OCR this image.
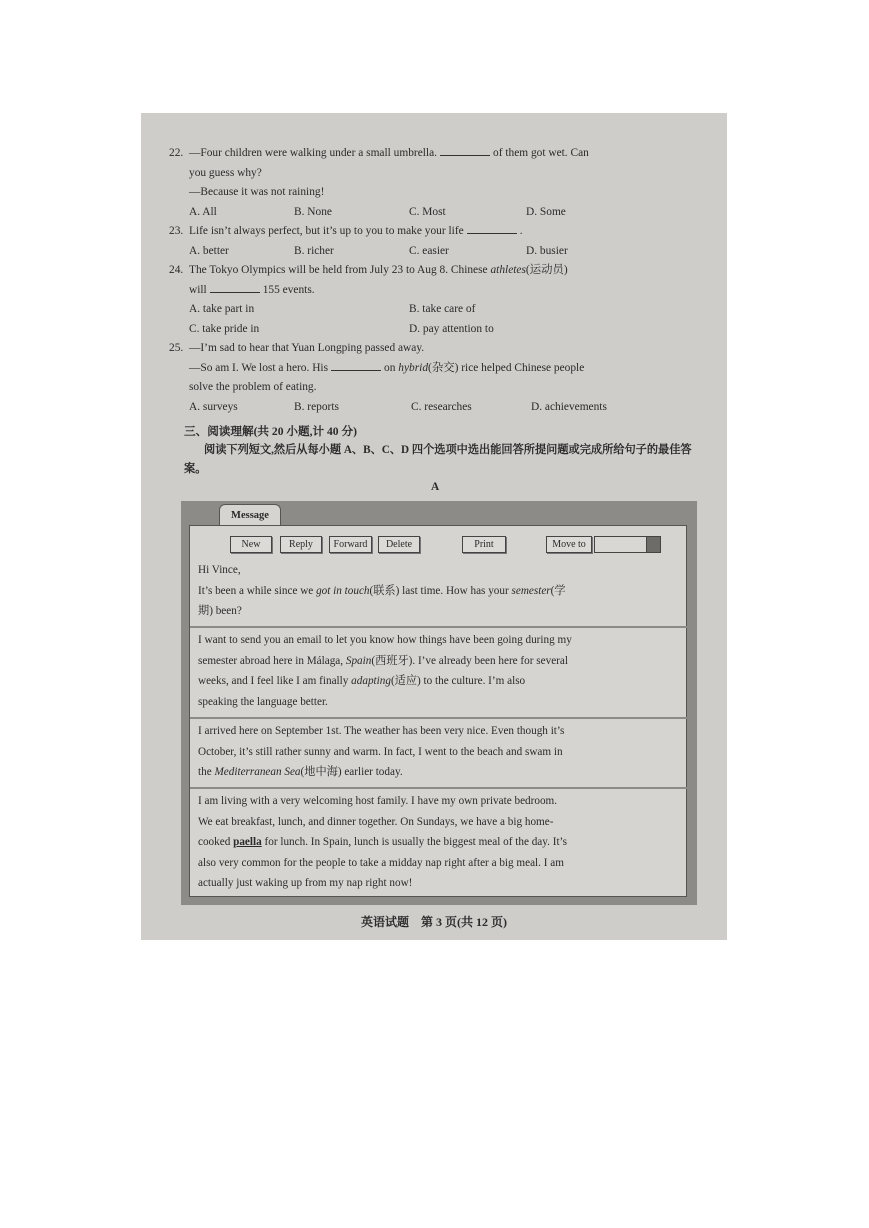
22. —Four children were walking under a small umbrella.	of them got wet. Can
you guess why?
—Because it was not raining!
A. All	B. None	C. Most	D. Some
23. Life isn’t always perfect, but it’s up to you to make your life	.
A. better	B. richer	C. easier	D. busier
24. The Tokyo Olympics will be held from July 23 to Aug 8. Chinese athletes(运动员)
will	155 events.
A. take part in	B. take care of
C. take pride in	D. pay attention to
25. —I’m sad to hear that Yuan Longping passed away.
—So am I. We lost a hero. His	on hybrid(杂交) rice helped Chinese people
solve the problem of eating.
A. surveys	B. reports	C. researches	D. achievements
三、阅读理解(共 20 小题,计 40 分)
阅读下列短文,然后从每小题 A、B、C、D 四个选项中选出能回答所提问题或完成所给句子的最佳答案。
A
Message
New	Reply	Forward	Delete	Print	Move to
Hi Vince,
It’s been a while since we got in touch(联系) last time. How has your semester(学
期) been?
I want to send you an email to let you know how things have been going during my
semester abroad here in Málaga, Spain(西班牙). I’ve already been here for several
weeks, and I feel like I am finally adapting(适应) to the culture. I’m also
speaking the language better.
I arrived here on September 1st. The weather has been very nice. Even though it’s
October, it’s still rather sunny and warm. In fact, I went to the beach and swam in
the Mediterranean Sea(地中海) earlier today.
I am living with a very welcoming host family. I have my own private bedroom.
We eat breakfast, lunch, and dinner together. On Sundays, we have a big home-
cooked paella for lunch. In Spain, lunch is usually the biggest meal of the day. It’s
also very common for the people to take a midday nap right after a big meal. I am
actually just waking up from my nap right now!
英语试题　第 3 页(共 12 页)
# # # #
**WHAT TO WORK ON**. Check every line for "right" and show the ones that have it.

**FINAL RESULT**.
also very common for the people to take a midday nap right after a big meal. I am
actually just waking up from my nap right now!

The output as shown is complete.